◆ **Objective**
Copy all lines of the listing that include the string "detached".

[Figure record listings]
— begin —

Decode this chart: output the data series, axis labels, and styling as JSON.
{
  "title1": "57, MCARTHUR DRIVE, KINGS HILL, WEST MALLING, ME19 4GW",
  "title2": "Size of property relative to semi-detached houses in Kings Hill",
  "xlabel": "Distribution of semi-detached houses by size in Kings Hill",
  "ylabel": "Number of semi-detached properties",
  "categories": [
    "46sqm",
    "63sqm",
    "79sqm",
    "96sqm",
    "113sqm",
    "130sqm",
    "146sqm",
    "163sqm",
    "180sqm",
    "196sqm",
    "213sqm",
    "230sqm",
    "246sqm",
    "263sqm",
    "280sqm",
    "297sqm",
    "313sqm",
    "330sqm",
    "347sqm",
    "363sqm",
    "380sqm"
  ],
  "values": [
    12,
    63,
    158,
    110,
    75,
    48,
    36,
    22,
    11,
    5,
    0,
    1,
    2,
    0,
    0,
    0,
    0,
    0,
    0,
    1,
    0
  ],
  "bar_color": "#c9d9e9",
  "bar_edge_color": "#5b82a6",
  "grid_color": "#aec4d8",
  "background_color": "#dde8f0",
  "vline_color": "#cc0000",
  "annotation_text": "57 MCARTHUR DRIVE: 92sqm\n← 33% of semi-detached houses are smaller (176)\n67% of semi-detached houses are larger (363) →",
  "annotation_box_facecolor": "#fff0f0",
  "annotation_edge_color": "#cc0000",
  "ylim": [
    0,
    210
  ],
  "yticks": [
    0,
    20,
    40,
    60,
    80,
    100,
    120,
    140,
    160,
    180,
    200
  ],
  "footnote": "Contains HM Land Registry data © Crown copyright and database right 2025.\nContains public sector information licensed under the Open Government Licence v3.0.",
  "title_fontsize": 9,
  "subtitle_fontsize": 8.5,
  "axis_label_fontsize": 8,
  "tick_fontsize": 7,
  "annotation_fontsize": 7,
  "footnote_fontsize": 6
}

— end —

◆ **Solution**
  "title2": "Size of property relative to semi-detached houses in Kings Hill",
  "xlabel": "Distribution of semi-detached houses by size in Kings Hill",
  "ylabel": "Number of semi-detached properties",
  "annotation_text": "57 MCARTHUR DRIVE: 92sqm\n← 33% of semi-detached houses are smaller (176)\n67% of semi-detached houses are larger (363) →",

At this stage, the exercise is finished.